■ **Work required**:
An exact copy of the records is required, minus the pictures they hold.

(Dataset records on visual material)
>>>
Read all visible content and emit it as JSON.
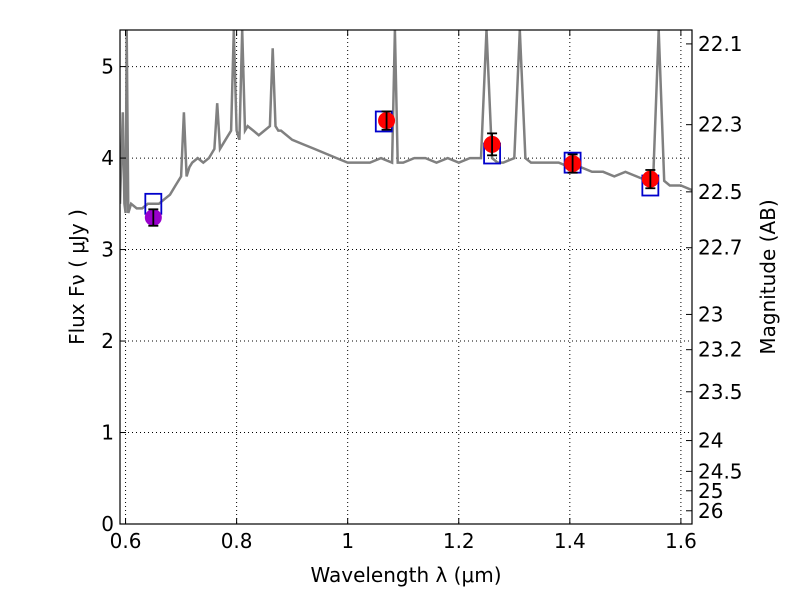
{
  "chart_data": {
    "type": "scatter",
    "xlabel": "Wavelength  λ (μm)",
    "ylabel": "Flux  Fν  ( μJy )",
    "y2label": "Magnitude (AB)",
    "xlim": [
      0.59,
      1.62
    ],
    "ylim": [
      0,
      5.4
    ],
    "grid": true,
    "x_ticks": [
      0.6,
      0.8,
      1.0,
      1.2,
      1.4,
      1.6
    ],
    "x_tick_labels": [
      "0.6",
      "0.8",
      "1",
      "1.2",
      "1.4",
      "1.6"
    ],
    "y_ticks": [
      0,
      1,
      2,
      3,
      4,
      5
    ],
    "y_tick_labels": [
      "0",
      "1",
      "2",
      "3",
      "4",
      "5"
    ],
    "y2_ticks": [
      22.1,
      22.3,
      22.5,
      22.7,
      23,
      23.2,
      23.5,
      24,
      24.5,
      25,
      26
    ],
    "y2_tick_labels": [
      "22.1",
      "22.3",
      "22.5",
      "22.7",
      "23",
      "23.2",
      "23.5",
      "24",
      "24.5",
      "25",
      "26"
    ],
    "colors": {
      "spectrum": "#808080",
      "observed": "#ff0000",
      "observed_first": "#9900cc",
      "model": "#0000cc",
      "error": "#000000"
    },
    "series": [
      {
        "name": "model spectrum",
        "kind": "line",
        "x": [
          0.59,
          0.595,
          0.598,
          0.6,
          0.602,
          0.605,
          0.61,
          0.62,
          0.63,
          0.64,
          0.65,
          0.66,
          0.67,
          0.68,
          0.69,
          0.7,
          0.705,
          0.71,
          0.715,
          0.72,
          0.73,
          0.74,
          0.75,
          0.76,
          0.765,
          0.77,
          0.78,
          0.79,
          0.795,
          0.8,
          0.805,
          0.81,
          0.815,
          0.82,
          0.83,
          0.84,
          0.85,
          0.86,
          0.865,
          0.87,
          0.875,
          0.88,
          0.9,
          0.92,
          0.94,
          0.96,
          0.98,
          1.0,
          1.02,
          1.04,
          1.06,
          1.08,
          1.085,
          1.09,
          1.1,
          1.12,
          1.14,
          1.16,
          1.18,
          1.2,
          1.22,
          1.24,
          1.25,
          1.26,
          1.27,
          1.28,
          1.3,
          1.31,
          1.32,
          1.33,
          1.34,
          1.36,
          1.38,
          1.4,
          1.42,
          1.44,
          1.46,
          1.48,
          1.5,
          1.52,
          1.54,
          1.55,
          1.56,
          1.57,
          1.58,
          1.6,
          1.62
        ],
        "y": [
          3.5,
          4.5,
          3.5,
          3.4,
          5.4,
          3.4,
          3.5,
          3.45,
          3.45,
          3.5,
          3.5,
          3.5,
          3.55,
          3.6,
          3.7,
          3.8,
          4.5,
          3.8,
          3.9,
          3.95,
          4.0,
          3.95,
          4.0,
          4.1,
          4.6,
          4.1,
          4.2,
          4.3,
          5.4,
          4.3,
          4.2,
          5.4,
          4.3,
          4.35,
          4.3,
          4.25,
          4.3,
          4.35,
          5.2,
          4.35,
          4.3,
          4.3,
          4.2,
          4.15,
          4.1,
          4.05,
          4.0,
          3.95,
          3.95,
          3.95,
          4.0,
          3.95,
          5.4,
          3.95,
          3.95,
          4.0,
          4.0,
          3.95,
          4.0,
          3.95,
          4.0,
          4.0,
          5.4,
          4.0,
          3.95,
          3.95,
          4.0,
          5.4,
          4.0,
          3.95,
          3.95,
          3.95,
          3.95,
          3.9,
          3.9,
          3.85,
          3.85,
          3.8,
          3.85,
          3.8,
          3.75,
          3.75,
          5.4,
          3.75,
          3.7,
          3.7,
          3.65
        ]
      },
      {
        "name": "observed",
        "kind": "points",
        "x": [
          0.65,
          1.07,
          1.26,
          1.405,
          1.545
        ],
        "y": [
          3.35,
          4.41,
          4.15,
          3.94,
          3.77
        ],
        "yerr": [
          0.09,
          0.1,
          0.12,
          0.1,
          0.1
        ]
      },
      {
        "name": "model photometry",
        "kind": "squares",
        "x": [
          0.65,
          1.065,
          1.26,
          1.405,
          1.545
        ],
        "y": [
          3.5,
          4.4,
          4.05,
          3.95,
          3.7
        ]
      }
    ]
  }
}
<<<
■ **The answer**:
Read all visible content and emit it as JSON.
{
  "chart_data": {
    "type": "scatter",
    "xlabel": "Wavelength  λ (μm)",
    "ylabel": "Flux  Fν  ( μJy )",
    "y2label": "Magnitude (AB)",
    "xlim": [
      0.59,
      1.62
    ],
    "ylim": [
      0,
      5.4
    ],
    "grid": true,
    "x_ticks": [
      0.6,
      0.8,
      1.0,
      1.2,
      1.4,
      1.6
    ],
    "x_tick_labels": [
      "0.6",
      "0.8",
      "1",
      "1.2",
      "1.4",
      "1.6"
    ],
    "y_ticks": [
      0,
      1,
      2,
      3,
      4,
      5
    ],
    "y_tick_labels": [
      "0",
      "1",
      "2",
      "3",
      "4",
      "5"
    ],
    "y2_ticks": [
      22.1,
      22.3,
      22.5,
      22.7,
      23,
      23.2,
      23.5,
      24,
      24.5,
      25,
      26
    ],
    "y2_tick_labels": [
      "22.1",
      "22.3",
      "22.5",
      "22.7",
      "23",
      "23.2",
      "23.5",
      "24",
      "24.5",
      "25",
      "26"
    ],
    "colors": {
      "spectrum": "#808080",
      "observed": "#ff0000",
      "observed_first": "#9900cc",
      "model": "#0000cc",
      "error": "#000000"
    },
    "series": [
      {
        "name": "model spectrum",
        "kind": "line",
        "x": [
          0.59,
          0.595,
          0.598,
          0.6,
          0.602,
          0.605,
          0.61,
          0.62,
          0.63,
          0.64,
          0.65,
          0.66,
          0.67,
          0.68,
          0.69,
          0.7,
          0.705,
          0.71,
          0.715,
          0.72,
          0.73,
          0.74,
          0.75,
          0.76,
          0.765,
          0.77,
          0.78,
          0.79,
          0.795,
          0.8,
          0.805,
          0.81,
          0.815,
          0.82,
          0.83,
          0.84,
          0.85,
          0.86,
          0.865,
          0.87,
          0.875,
          0.88,
          0.9,
          0.92,
          0.94,
          0.96,
          0.98,
          1.0,
          1.02,
          1.04,
          1.06,
          1.08,
          1.085,
          1.09,
          1.1,
          1.12,
          1.14,
          1.16,
          1.18,
          1.2,
          1.22,
          1.24,
          1.25,
          1.26,
          1.27,
          1.28,
          1.3,
          1.31,
          1.32,
          1.33,
          1.34,
          1.36,
          1.38,
          1.4,
          1.42,
          1.44,
          1.46,
          1.48,
          1.5,
          1.52,
          1.54,
          1.55,
          1.56,
          1.57,
          1.58,
          1.6,
          1.62
        ],
        "y": [
          3.5,
          4.5,
          3.5,
          3.4,
          5.4,
          3.4,
          3.5,
          3.45,
          3.45,
          3.5,
          3.5,
          3.5,
          3.55,
          3.6,
          3.7,
          3.8,
          4.5,
          3.8,
          3.9,
          3.95,
          4.0,
          3.95,
          4.0,
          4.1,
          4.6,
          4.1,
          4.2,
          4.3,
          5.4,
          4.3,
          4.2,
          5.4,
          4.3,
          4.35,
          4.3,
          4.25,
          4.3,
          4.35,
          5.2,
          4.35,
          4.3,
          4.3,
          4.2,
          4.15,
          4.1,
          4.05,
          4.0,
          3.95,
          3.95,
          3.95,
          4.0,
          3.95,
          5.4,
          3.95,
          3.95,
          4.0,
          4.0,
          3.95,
          4.0,
          3.95,
          4.0,
          4.0,
          5.4,
          4.0,
          3.95,
          3.95,
          4.0,
          5.4,
          4.0,
          3.95,
          3.95,
          3.95,
          3.95,
          3.9,
          3.9,
          3.85,
          3.85,
          3.8,
          3.85,
          3.8,
          3.75,
          3.75,
          5.4,
          3.75,
          3.7,
          3.7,
          3.65
        ]
      },
      {
        "name": "observed",
        "kind": "points",
        "x": [
          0.65,
          1.07,
          1.26,
          1.405,
          1.545
        ],
        "y": [
          3.35,
          4.41,
          4.15,
          3.94,
          3.77
        ],
        "yerr": [
          0.09,
          0.1,
          0.12,
          0.1,
          0.1
        ]
      },
      {
        "name": "model photometry",
        "kind": "squares",
        "x": [
          0.65,
          1.065,
          1.26,
          1.405,
          1.545
        ],
        "y": [
          3.5,
          4.4,
          4.05,
          3.95,
          3.7
        ]
      }
    ]
  }
}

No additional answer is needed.